-- DATA SUPPLIED start --
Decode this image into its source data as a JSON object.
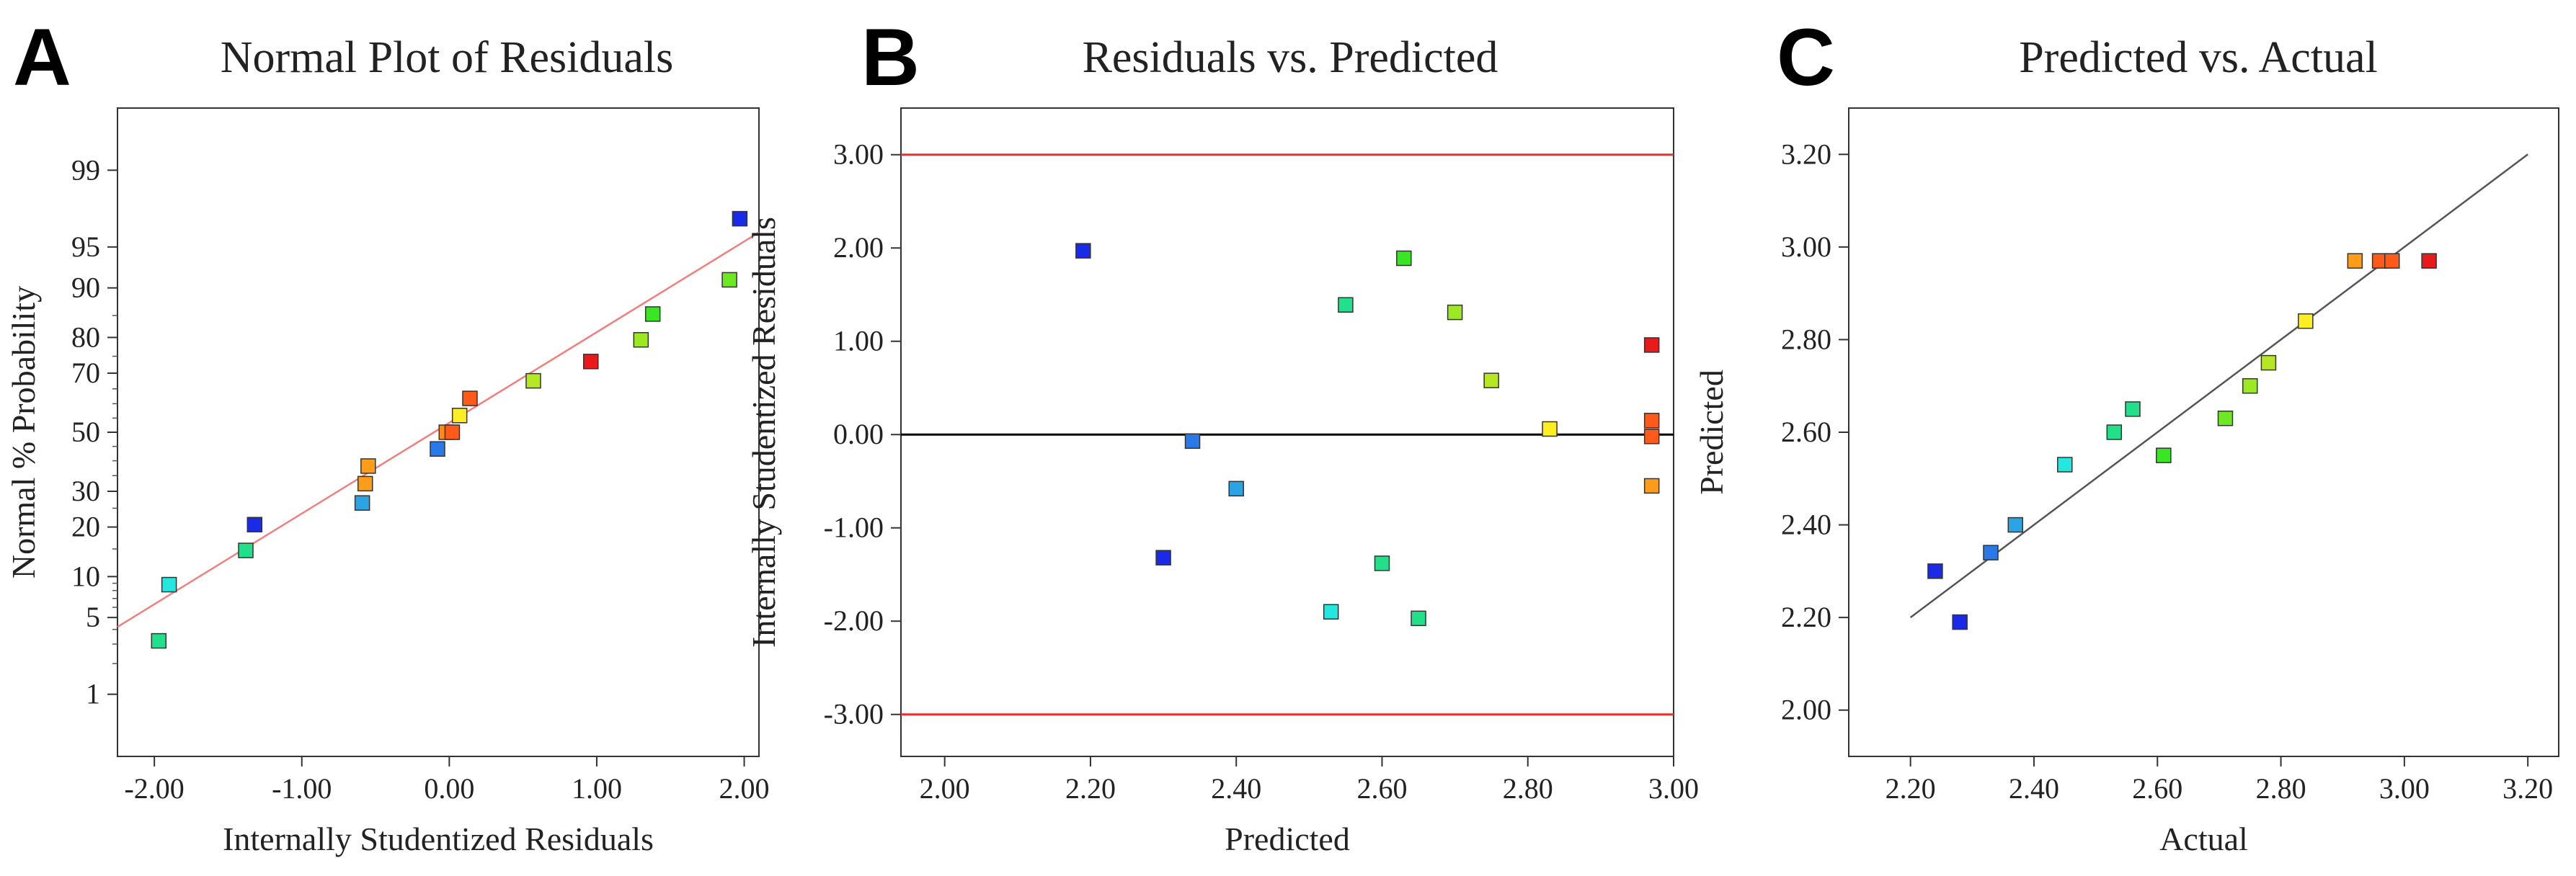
{
  "chart_data": [
    {
      "panel": "A",
      "type": "scatter",
      "title": "Normal Plot of Residuals",
      "xlabel": "Internally Studentized Residuals",
      "ylabel": "Normal % Probability",
      "xlim": [
        -2.25,
        2.1
      ],
      "xticks": [
        -2.0,
        -1.0,
        0.0,
        1.0,
        2.0
      ],
      "xtick_labels": [
        "-2.00",
        "-1.00",
        "0.00",
        "1.00",
        "2.00"
      ],
      "yscale": "probit",
      "ylim": [
        0.2,
        99.8
      ],
      "yticks": [
        1,
        5,
        10,
        20,
        30,
        50,
        70,
        80,
        90,
        95,
        99
      ],
      "ytick_labels": [
        "1",
        "5",
        "10",
        "20",
        "30",
        "50",
        "70",
        "80",
        "90",
        "95",
        "99"
      ],
      "fit_line": {
        "x": [
          -2.25,
          2.1
        ],
        "y": [
          4.2,
          96.2
        ],
        "color": "#f08080"
      },
      "points": [
        {
          "x": -1.97,
          "y": 3.2,
          "color": "#22e089"
        },
        {
          "x": -1.9,
          "y": 8.8,
          "color": "#22e8e0"
        },
        {
          "x": -1.38,
          "y": 14.7,
          "color": "#22e089"
        },
        {
          "x": -1.32,
          "y": 20.6,
          "color": "#1a2be8"
        },
        {
          "x": -0.59,
          "y": 26.5,
          "color": "#2ba4e6"
        },
        {
          "x": -0.57,
          "y": 32.4,
          "color": "#ff9d1a"
        },
        {
          "x": -0.55,
          "y": 38.2,
          "color": "#ff9d1a"
        },
        {
          "x": -0.08,
          "y": 44.1,
          "color": "#2a79e8"
        },
        {
          "x": -0.02,
          "y": 50.0,
          "color": "#ff8a1a"
        },
        {
          "x": 0.02,
          "y": 50.0,
          "color": "#ff5a1a"
        },
        {
          "x": 0.07,
          "y": 55.9,
          "color": "#ffee22"
        },
        {
          "x": 0.14,
          "y": 61.8,
          "color": "#ff5a1a"
        },
        {
          "x": 0.57,
          "y": 67.6,
          "color": "#b5e822"
        },
        {
          "x": 0.96,
          "y": 73.5,
          "color": "#e81a1a"
        },
        {
          "x": 1.3,
          "y": 79.4,
          "color": "#9ce822"
        },
        {
          "x": 1.38,
          "y": 85.3,
          "color": "#38e622"
        },
        {
          "x": 1.9,
          "y": 91.2,
          "color": "#6ee822"
        },
        {
          "x": 1.97,
          "y": 97.1,
          "color": "#1a2be8"
        }
      ]
    },
    {
      "panel": "B",
      "type": "scatter",
      "title": "Residuals vs. Predicted",
      "xlabel": "Predicted",
      "ylabel": "Internally Studentized Residuals",
      "xlim": [
        1.94,
        3.0
      ],
      "ylim": [
        -3.45,
        3.5
      ],
      "xticks": [
        2.0,
        2.2,
        2.4,
        2.6,
        2.8,
        3.0
      ],
      "xtick_labels": [
        "2.00",
        "2.20",
        "2.40",
        "2.60",
        "2.80",
        "3.00"
      ],
      "yticks": [
        -3.0,
        -2.0,
        -1.0,
        0.0,
        1.0,
        2.0,
        3.0
      ],
      "ytick_labels": [
        "-3.00",
        "-2.00",
        "-1.00",
        "0.00",
        "1.00",
        "2.00",
        "3.00"
      ],
      "hlines": [
        {
          "y": 3.0,
          "color": "#e83030"
        },
        {
          "y": 0.0,
          "color": "#000000"
        },
        {
          "y": -3.0,
          "color": "#e83030"
        }
      ],
      "points": [
        {
          "x": 2.19,
          "y": 1.97,
          "color": "#1a2be8"
        },
        {
          "x": 2.3,
          "y": -1.32,
          "color": "#1a2be8"
        },
        {
          "x": 2.34,
          "y": -0.07,
          "color": "#2a79e8"
        },
        {
          "x": 2.4,
          "y": -0.58,
          "color": "#2ba4e6"
        },
        {
          "x": 2.53,
          "y": -1.9,
          "color": "#22e8e0"
        },
        {
          "x": 2.55,
          "y": 1.39,
          "color": "#22e089"
        },
        {
          "x": 2.6,
          "y": -1.38,
          "color": "#22e089"
        },
        {
          "x": 2.63,
          "y": 1.89,
          "color": "#38e622"
        },
        {
          "x": 2.65,
          "y": -1.97,
          "color": "#22e089"
        },
        {
          "x": 2.7,
          "y": 1.31,
          "color": "#9ce822"
        },
        {
          "x": 2.75,
          "y": 0.58,
          "color": "#b5e822"
        },
        {
          "x": 2.83,
          "y": 0.06,
          "color": "#ffee22"
        },
        {
          "x": 2.97,
          "y": 0.96,
          "color": "#e81a1a"
        },
        {
          "x": 2.97,
          "y": 0.15,
          "color": "#ff5a1a"
        },
        {
          "x": 2.97,
          "y": -0.02,
          "color": "#ff5a1a"
        },
        {
          "x": 2.97,
          "y": -0.55,
          "color": "#ff9d1a"
        }
      ]
    },
    {
      "panel": "C",
      "type": "scatter",
      "title": "Predicted vs. Actual",
      "xlabel": "Actual",
      "ylabel": "Predicted",
      "xlim": [
        2.1,
        3.25
      ],
      "ylim": [
        1.9,
        3.3
      ],
      "xticks": [
        2.2,
        2.4,
        2.6,
        2.8,
        3.0,
        3.2
      ],
      "xtick_labels": [
        "2.20",
        "2.40",
        "2.60",
        "2.80",
        "3.00",
        "3.20"
      ],
      "yticks": [
        2.0,
        2.2,
        2.4,
        2.6,
        2.8,
        3.0,
        3.2
      ],
      "ytick_labels": [
        "2.00",
        "2.20",
        "2.40",
        "2.60",
        "2.80",
        "3.00",
        "3.20"
      ],
      "fit_line": {
        "x": [
          2.2,
          3.2
        ],
        "y": [
          2.2,
          3.2
        ],
        "color": "#555555"
      },
      "points": [
        {
          "x": 2.24,
          "y": 2.3,
          "color": "#1a2be8"
        },
        {
          "x": 2.28,
          "y": 2.19,
          "color": "#1a2be8"
        },
        {
          "x": 2.33,
          "y": 2.34,
          "color": "#2a79e8"
        },
        {
          "x": 2.37,
          "y": 2.4,
          "color": "#2ba4e6"
        },
        {
          "x": 2.45,
          "y": 2.53,
          "color": "#22e8e0"
        },
        {
          "x": 2.53,
          "y": 2.6,
          "color": "#22e089"
        },
        {
          "x": 2.56,
          "y": 2.65,
          "color": "#22e089"
        },
        {
          "x": 2.61,
          "y": 2.55,
          "color": "#38e622"
        },
        {
          "x": 2.71,
          "y": 2.63,
          "color": "#6ee822"
        },
        {
          "x": 2.75,
          "y": 2.7,
          "color": "#9ce822"
        },
        {
          "x": 2.78,
          "y": 2.75,
          "color": "#b5e822"
        },
        {
          "x": 2.84,
          "y": 2.84,
          "color": "#ffee22"
        },
        {
          "x": 2.92,
          "y": 2.97,
          "color": "#ff9d1a"
        },
        {
          "x": 2.96,
          "y": 2.97,
          "color": "#ff5a1a"
        },
        {
          "x": 2.98,
          "y": 2.97,
          "color": "#ff5a1a"
        },
        {
          "x": 3.04,
          "y": 2.97,
          "color": "#e81a1a"
        }
      ]
    }
  ]
}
-- DATA SUPPLIED end --
• _EXERCISE_
Determine the number of lines in the listing that contain the string "xlabel". Write that number and nothing else.

• _FINAL ANSWER_
3